§ **Requirement**
Locate each line with the string "서비스수명주기의" in the listing below and copy it.

§ **Source records**

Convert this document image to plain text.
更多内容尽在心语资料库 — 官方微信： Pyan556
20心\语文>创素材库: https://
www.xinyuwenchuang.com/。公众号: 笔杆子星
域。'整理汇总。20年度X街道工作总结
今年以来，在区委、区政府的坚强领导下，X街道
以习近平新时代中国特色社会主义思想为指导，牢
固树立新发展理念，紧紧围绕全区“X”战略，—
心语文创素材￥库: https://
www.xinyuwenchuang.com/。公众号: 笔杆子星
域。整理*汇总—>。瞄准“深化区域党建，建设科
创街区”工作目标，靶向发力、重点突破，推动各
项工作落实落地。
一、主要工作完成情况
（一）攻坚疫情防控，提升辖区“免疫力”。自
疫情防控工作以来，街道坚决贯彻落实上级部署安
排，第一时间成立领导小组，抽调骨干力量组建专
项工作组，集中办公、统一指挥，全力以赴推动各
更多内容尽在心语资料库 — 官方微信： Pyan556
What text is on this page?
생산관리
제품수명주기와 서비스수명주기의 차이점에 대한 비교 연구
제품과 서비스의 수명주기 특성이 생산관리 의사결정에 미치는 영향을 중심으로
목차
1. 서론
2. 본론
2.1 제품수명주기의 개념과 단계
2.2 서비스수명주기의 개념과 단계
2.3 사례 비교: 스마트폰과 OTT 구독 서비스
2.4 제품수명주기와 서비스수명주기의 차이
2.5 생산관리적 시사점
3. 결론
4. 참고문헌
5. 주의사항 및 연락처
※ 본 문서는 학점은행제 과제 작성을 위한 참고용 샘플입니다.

§ **Solved problem**
제품수명주기와 서비스수명주기의 차이점에 대한 비교 연구
2.2 서비스수명주기의 개념과 단계
2.4 제품수명주기와 서비스수명주기의 차이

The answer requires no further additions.